◆ TASK MATERIAL

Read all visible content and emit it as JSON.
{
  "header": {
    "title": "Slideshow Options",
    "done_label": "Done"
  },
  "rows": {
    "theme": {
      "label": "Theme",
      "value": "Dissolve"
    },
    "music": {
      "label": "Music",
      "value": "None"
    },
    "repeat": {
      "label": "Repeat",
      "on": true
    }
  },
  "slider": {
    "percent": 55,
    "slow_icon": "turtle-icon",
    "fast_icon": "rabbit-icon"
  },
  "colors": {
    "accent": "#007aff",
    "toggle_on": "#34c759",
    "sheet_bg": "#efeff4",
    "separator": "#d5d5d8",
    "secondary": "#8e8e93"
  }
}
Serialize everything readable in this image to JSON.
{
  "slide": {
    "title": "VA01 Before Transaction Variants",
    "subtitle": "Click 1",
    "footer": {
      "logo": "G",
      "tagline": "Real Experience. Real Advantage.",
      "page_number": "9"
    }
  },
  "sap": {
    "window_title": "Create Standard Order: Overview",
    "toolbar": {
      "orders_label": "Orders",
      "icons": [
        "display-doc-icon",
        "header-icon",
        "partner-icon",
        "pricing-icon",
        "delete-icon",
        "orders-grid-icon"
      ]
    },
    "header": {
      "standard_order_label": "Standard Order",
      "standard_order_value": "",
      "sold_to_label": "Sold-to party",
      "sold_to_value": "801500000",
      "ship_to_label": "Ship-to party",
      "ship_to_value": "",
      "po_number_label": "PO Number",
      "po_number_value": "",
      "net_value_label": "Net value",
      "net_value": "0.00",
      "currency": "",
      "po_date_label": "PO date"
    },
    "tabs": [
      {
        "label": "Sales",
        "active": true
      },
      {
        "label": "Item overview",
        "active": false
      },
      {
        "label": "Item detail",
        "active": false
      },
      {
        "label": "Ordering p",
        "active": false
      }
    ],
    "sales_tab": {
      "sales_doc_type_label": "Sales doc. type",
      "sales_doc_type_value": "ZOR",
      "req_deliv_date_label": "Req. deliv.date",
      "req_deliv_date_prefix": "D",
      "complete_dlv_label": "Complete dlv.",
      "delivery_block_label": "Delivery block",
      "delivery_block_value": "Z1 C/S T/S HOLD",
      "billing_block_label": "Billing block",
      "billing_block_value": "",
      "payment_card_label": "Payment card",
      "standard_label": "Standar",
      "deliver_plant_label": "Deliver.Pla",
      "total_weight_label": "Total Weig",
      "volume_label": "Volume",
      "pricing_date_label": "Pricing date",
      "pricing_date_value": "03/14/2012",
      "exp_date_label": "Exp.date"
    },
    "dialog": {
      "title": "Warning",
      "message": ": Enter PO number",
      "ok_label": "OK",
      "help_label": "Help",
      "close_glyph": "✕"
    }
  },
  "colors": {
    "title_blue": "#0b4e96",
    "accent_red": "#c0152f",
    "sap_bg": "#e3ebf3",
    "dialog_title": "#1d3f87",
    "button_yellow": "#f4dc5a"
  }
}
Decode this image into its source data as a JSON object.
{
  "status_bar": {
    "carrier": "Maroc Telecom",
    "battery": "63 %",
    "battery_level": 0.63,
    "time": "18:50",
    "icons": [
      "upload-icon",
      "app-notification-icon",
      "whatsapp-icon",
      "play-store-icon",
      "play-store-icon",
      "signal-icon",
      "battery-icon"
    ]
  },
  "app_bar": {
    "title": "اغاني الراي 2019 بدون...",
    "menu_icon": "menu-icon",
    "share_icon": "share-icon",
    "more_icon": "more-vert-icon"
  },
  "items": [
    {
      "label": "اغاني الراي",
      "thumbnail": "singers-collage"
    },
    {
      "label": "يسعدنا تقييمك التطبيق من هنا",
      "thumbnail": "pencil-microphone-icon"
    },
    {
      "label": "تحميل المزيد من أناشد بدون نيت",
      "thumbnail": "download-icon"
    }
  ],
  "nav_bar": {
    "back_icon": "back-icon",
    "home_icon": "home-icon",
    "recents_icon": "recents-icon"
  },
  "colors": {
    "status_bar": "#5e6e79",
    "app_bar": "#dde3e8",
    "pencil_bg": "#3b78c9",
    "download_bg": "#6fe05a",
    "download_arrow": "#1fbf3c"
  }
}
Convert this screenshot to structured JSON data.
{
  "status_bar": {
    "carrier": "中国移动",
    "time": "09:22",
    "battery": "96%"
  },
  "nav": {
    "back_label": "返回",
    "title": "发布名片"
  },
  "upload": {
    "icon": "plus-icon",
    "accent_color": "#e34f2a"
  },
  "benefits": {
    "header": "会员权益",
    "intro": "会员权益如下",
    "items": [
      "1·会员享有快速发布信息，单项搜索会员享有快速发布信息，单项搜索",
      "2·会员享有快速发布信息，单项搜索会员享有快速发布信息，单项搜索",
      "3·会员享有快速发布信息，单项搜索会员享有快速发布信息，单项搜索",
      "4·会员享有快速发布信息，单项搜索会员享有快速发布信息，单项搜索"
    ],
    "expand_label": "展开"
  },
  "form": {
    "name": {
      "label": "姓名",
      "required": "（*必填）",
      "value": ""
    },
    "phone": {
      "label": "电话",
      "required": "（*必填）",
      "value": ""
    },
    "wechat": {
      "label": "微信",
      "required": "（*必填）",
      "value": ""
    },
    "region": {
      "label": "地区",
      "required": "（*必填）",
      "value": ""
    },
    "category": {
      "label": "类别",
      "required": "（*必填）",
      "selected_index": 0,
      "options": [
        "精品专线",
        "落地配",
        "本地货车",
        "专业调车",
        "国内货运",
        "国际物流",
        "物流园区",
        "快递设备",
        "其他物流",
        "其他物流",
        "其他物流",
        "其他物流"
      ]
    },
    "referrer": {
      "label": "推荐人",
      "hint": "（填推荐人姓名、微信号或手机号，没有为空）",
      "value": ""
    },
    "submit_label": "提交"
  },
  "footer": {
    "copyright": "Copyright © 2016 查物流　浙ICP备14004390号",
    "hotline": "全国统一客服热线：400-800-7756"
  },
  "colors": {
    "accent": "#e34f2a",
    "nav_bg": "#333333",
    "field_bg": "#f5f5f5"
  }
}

◆ TASK TO CARRY OUT
Reproduce the entries above in full, verbatim.

◆ SOLUTION TO THIS EXERCISE
Read all visible content and emit it as JSON.
{
  "header": {
    "title": "Slideshow Options",
    "done_label": "Done"
  },
  "rows": {
    "theme": {
      "label": "Theme",
      "value": "Dissolve"
    },
    "music": {
      "label": "Music",
      "value": "None"
    },
    "repeat": {
      "label": "Repeat",
      "on": true
    }
  },
  "slider": {
    "percent": 55,
    "slow_icon": "turtle-icon",
    "fast_icon": "rabbit-icon"
  },
  "colors": {
    "accent": "#007aff",
    "toggle_on": "#34c759",
    "sheet_bg": "#efeff4",
    "separator": "#d5d5d8",
    "secondary": "#8e8e93"
  }
}
Serialize everything readable in this image to JSON.
{
  "slide": {
    "title": "VA01 Before Transaction Variants",
    "subtitle": "Click 1",
    "footer": {
      "logo": "G",
      "tagline": "Real Experience. Real Advantage.",
      "page_number": "9"
    }
  },
  "sap": {
    "window_title": "Create Standard Order: Overview",
    "toolbar": {
      "orders_label": "Orders",
      "icons": [
        "display-doc-icon",
        "header-icon",
        "partner-icon",
        "pricing-icon",
        "delete-icon",
        "orders-grid-icon"
      ]
    },
    "header": {
      "standard_order_label": "Standard Order",
      "standard_order_value": "",
      "sold_to_label": "Sold-to party",
      "sold_to_value": "801500000",
      "ship_to_label": "Ship-to party",
      "ship_to_value": "",
      "po_number_label": "PO Number",
      "po_number_value": "",
      "net_value_label": "Net value",
      "net_value": "0.00",
      "currency": "",
      "po_date_label": "PO date"
    },
    "tabs": [
      {
        "label": "Sales",
        "active": true
      },
      {
        "label": "Item overview",
        "active": false
      },
      {
        "label": "Item detail",
        "active": false
      },
      {
        "label": "Ordering p",
        "active": false
      }
    ],
    "sales_tab": {
      "sales_doc_type_label": "Sales doc. type",
      "sales_doc_type_value": "ZOR",
      "req_deliv_date_label": "Req. deliv.date",
      "req_deliv_date_prefix": "D",
      "complete_dlv_label": "Complete dlv.",
      "delivery_block_label": "Delivery block",
      "delivery_block_value": "Z1 C/S T/S HOLD",
      "billing_block_label": "Billing block",
      "billing_block_value": "",
      "payment_card_label": "Payment card",
      "standard_label": "Standar",
      "deliver_plant_label": "Deliver.Pla",
      "total_weight_label": "Total Weig",
      "volume_label": "Volume",
      "pricing_date_label": "Pricing date",
      "pricing_date_value": "03/14/2012",
      "exp_date_label": "Exp.date"
    },
    "dialog": {
      "title": "Warning",
      "message": ": Enter PO number",
      "ok_label": "OK",
      "help_label": "Help",
      "close_glyph": "✕"
    }
  },
  "colors": {
    "title_blue": "#0b4e96",
    "accent_red": "#c0152f",
    "sap_bg": "#e3ebf3",
    "dialog_title": "#1d3f87",
    "button_yellow": "#f4dc5a"
  }
}
Decode this image into its source data as a JSON object.
{
  "status_bar": {
    "carrier": "Maroc Telecom",
    "battery": "63 %",
    "battery_level": 0.63,
    "time": "18:50",
    "icons": [
      "upload-icon",
      "app-notification-icon",
      "whatsapp-icon",
      "play-store-icon",
      "play-store-icon",
      "signal-icon",
      "battery-icon"
    ]
  },
  "app_bar": {
    "title": "اغاني الراي 2019 بدون...",
    "menu_icon": "menu-icon",
    "share_icon": "share-icon",
    "more_icon": "more-vert-icon"
  },
  "items": [
    {
      "label": "اغاني الراي",
      "thumbnail": "singers-collage"
    },
    {
      "label": "يسعدنا تقييمك التطبيق من هنا",
      "thumbnail": "pencil-microphone-icon"
    },
    {
      "label": "تحميل المزيد من أناشد بدون نيت",
      "thumbnail": "download-icon"
    }
  ],
  "nav_bar": {
    "back_icon": "back-icon",
    "home_icon": "home-icon",
    "recents_icon": "recents-icon"
  },
  "colors": {
    "status_bar": "#5e6e79",
    "app_bar": "#dde3e8",
    "pencil_bg": "#3b78c9",
    "download_bg": "#6fe05a",
    "download_arrow": "#1fbf3c"
  }
}
Convert this screenshot to structured JSON data.
{
  "status_bar": {
    "carrier": "中国移动",
    "time": "09:22",
    "battery": "96%"
  },
  "nav": {
    "back_label": "返回",
    "title": "发布名片"
  },
  "upload": {
    "icon": "plus-icon",
    "accent_color": "#e34f2a"
  },
  "benefits": {
    "header": "会员权益",
    "intro": "会员权益如下",
    "items": [
      "1·会员享有快速发布信息，单项搜索会员享有快速发布信息，单项搜索",
      "2·会员享有快速发布信息，单项搜索会员享有快速发布信息，单项搜索",
      "3·会员享有快速发布信息，单项搜索会员享有快速发布信息，单项搜索",
      "4·会员享有快速发布信息，单项搜索会员享有快速发布信息，单项搜索"
    ],
    "expand_label": "展开"
  },
  "form": {
    "name": {
      "label": "姓名",
      "required": "（*必填）",
      "value": ""
    },
    "phone": {
      "label": "电话",
      "required": "（*必填）",
      "value": ""
    },
    "wechat": {
      "label": "微信",
      "required": "（*必填）",
      "value": ""
    },
    "region": {
      "label": "地区",
      "required": "（*必填）",
      "value": ""
    },
    "category": {
      "label": "类别",
      "required": "（*必填）",
      "selected_index": 0,
      "options": [
        "精品专线",
        "落地配",
        "本地货车",
        "专业调车",
        "国内货运",
        "国际物流",
        "物流园区",
        "快递设备",
        "其他物流",
        "其他物流",
        "其他物流",
        "其他物流"
      ]
    },
    "referrer": {
      "label": "推荐人",
      "hint": "（填推荐人姓名、微信号或手机号，没有为空）",
      "value": ""
    },
    "submit_label": "提交"
  },
  "footer": {
    "copyright": "Copyright © 2016 查物流　浙ICP备14004390号",
    "hotline": "全国统一客服热线：400-800-7756"
  },
  "colors": {
    "accent": "#e34f2a",
    "nav_bg": "#333333",
    "field_bg": "#f5f5f5"
  }
}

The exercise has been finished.